STORED DATA:
....................

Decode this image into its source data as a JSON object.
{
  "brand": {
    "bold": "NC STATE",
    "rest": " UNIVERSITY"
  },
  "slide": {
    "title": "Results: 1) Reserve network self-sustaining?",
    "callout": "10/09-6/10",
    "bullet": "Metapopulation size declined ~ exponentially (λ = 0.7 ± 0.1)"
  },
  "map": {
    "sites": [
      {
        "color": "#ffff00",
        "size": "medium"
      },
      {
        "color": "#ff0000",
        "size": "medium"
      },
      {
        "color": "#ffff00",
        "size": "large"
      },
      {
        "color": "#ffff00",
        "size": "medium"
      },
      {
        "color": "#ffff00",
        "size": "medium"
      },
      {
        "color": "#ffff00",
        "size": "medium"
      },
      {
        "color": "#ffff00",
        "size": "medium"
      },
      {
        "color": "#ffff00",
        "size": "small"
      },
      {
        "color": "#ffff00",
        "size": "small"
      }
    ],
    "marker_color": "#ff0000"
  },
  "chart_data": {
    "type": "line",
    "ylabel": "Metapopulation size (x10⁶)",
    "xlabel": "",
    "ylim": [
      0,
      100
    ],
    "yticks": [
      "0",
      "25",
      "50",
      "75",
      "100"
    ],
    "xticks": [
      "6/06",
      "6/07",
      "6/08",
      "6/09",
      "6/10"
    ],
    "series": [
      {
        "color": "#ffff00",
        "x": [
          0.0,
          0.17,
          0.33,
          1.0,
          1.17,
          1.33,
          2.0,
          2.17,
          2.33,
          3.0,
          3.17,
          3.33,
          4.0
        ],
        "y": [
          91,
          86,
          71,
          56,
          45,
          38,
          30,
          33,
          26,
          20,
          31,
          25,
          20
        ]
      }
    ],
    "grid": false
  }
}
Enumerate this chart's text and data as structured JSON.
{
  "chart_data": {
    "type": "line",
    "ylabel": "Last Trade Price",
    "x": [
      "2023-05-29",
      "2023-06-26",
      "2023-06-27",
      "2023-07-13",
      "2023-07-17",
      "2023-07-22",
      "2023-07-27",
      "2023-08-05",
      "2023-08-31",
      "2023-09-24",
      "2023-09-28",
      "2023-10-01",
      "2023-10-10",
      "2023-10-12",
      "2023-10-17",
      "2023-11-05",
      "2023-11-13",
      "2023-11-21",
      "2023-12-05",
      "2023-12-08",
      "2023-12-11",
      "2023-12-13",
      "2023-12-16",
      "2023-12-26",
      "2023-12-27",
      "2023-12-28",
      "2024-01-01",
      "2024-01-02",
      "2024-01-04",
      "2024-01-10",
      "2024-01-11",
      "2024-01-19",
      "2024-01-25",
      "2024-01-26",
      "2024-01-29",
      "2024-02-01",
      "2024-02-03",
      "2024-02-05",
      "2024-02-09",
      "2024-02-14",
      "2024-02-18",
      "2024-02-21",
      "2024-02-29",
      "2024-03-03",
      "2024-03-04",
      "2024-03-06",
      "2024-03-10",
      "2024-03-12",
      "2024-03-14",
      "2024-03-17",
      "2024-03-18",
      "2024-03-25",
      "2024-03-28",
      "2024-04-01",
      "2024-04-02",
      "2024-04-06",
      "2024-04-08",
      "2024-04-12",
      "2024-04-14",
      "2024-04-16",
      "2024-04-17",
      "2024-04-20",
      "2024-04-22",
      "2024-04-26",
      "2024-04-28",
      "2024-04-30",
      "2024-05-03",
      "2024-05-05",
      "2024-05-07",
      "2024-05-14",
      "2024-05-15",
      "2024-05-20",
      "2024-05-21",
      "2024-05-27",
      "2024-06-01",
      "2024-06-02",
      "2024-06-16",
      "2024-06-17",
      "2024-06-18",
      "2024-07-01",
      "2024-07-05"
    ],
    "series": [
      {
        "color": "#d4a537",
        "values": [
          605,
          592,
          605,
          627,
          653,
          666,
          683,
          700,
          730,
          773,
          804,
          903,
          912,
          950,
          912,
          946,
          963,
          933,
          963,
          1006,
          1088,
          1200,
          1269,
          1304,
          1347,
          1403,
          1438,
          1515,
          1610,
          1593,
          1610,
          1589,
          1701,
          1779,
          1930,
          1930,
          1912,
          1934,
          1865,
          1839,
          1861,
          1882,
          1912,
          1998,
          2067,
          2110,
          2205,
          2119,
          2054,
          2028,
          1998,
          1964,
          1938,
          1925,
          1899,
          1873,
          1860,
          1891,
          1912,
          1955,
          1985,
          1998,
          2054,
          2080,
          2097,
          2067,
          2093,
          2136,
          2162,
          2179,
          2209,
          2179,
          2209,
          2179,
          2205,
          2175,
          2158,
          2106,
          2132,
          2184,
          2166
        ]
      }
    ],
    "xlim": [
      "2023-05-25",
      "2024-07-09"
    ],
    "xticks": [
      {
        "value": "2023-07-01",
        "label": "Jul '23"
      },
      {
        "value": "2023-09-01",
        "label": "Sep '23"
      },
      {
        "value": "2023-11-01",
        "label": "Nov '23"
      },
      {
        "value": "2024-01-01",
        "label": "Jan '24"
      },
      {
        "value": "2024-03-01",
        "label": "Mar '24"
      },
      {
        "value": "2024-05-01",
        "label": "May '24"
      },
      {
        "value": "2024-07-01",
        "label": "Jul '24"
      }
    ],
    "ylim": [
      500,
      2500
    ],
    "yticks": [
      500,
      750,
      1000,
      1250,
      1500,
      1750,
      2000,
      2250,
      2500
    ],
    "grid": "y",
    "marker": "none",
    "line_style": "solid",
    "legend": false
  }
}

....................

REQUIRED WORK: Filter the records for lines holding the string "this". Copy each one.

FINAL ANSWER:
Decode this image into its source data as a JSON object.
Enumerate this chart's text and data as structured JSON.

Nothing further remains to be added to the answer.